# START OF Data section
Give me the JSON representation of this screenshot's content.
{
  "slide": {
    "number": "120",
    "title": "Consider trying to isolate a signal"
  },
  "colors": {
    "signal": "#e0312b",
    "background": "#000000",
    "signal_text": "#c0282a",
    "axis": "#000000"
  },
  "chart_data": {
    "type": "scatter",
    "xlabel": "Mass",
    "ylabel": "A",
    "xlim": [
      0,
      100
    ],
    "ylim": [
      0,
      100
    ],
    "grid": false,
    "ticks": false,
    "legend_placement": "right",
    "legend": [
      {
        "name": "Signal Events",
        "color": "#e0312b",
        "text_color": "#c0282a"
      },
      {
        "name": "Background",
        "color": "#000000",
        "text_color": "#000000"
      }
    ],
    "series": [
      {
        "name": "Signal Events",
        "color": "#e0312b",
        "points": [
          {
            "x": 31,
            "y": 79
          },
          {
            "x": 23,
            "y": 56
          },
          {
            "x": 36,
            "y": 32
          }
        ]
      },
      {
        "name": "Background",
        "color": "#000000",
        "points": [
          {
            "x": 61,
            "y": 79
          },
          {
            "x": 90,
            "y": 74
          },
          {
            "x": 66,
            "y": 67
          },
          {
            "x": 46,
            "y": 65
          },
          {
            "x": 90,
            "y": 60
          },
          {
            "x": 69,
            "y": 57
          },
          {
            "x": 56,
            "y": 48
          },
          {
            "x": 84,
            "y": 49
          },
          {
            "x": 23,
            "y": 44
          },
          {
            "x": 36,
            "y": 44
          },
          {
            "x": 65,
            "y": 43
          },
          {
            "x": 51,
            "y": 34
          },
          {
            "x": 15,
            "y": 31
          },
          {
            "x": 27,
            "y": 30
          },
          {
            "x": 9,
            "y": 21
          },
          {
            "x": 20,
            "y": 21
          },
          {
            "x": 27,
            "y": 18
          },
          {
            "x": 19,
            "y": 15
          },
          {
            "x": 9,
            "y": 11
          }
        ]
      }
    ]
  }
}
# END OF Data section
▸ **What you are asked to do**:
Word for word, restate all of the data shown above.

▸ **Response to this exercise**:
Give me the JSON representation of this screenshot's content.
{
  "slide": {
    "number": "120",
    "title": "Consider trying to isolate a signal"
  },
  "colors": {
    "signal": "#e0312b",
    "background": "#000000",
    "signal_text": "#c0282a",
    "axis": "#000000"
  },
  "chart_data": {
    "type": "scatter",
    "xlabel": "Mass",
    "ylabel": "A",
    "xlim": [
      0,
      100
    ],
    "ylim": [
      0,
      100
    ],
    "grid": false,
    "ticks": false,
    "legend_placement": "right",
    "legend": [
      {
        "name": "Signal Events",
        "color": "#e0312b",
        "text_color": "#c0282a"
      },
      {
        "name": "Background",
        "color": "#000000",
        "text_color": "#000000"
      }
    ],
    "series": [
      {
        "name": "Signal Events",
        "color": "#e0312b",
        "points": [
          {
            "x": 31,
            "y": 79
          },
          {
            "x": 23,
            "y": 56
          },
          {
            "x": 36,
            "y": 32
          }
        ]
      },
      {
        "name": "Background",
        "color": "#000000",
        "points": [
          {
            "x": 61,
            "y": 79
          },
          {
            "x": 90,
            "y": 74
          },
          {
            "x": 66,
            "y": 67
          },
          {
            "x": 46,
            "y": 65
          },
          {
            "x": 90,
            "y": 60
          },
          {
            "x": 69,
            "y": 57
          },
          {
            "x": 56,
            "y": 48
          },
          {
            "x": 84,
            "y": 49
          },
          {
            "x": 23,
            "y": 44
          },
          {
            "x": 36,
            "y": 44
          },
          {
            "x": 65,
            "y": 43
          },
          {
            "x": 51,
            "y": 34
          },
          {
            "x": 15,
            "y": 31
          },
          {
            "x": 27,
            "y": 30
          },
          {
            "x": 9,
            "y": 21
          },
          {
            "x": 20,
            "y": 21
          },
          {
            "x": 27,
            "y": 18
          },
          {
            "x": 19,
            "y": 15
          },
          {
            "x": 9,
            "y": 11
          }
        ]
      }
    ]
  }
}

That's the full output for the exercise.